» **Source records**:

- - - - - - -

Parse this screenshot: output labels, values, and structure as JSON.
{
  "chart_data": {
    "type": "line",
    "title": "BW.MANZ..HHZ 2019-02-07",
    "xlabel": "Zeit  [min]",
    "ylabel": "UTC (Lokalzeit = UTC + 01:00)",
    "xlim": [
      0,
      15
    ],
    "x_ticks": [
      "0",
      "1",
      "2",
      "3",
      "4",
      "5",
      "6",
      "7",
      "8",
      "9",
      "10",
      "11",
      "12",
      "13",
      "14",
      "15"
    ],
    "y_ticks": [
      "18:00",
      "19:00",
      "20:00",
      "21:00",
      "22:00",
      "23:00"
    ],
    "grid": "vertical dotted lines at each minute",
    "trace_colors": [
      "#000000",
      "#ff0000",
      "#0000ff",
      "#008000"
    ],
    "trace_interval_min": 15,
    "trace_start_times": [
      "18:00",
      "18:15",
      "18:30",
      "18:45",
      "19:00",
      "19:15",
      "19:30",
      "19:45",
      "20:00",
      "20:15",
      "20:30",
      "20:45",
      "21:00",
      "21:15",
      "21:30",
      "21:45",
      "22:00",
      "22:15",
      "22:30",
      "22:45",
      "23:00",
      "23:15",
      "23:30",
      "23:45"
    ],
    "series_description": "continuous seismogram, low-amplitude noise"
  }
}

- - - - - - -

» **Task goal**:
Transcribe the data. Leave every line exactly as it is.

» **Result of the exercise**:
Parse this screenshot: output labels, values, and structure as JSON.
{
  "chart_data": {
    "type": "line",
    "title": "BW.MANZ..HHZ 2019-02-07",
    "xlabel": "Zeit  [min]",
    "ylabel": "UTC (Lokalzeit = UTC + 01:00)",
    "xlim": [
      0,
      15
    ],
    "x_ticks": [
      "0",
      "1",
      "2",
      "3",
      "4",
      "5",
      "6",
      "7",
      "8",
      "9",
      "10",
      "11",
      "12",
      "13",
      "14",
      "15"
    ],
    "y_ticks": [
      "18:00",
      "19:00",
      "20:00",
      "21:00",
      "22:00",
      "23:00"
    ],
    "grid": "vertical dotted lines at each minute",
    "trace_colors": [
      "#000000",
      "#ff0000",
      "#0000ff",
      "#008000"
    ],
    "trace_interval_min": 15,
    "trace_start_times": [
      "18:00",
      "18:15",
      "18:30",
      "18:45",
      "19:00",
      "19:15",
      "19:30",
      "19:45",
      "20:00",
      "20:15",
      "20:30",
      "20:45",
      "21:00",
      "21:15",
      "21:30",
      "21:45",
      "22:00",
      "22:15",
      "22:30",
      "22:45",
      "23:00",
      "23:15",
      "23:30",
      "23:45"
    ],
    "series_description": "continuous seismogram, low-amplitude noise"
  }
}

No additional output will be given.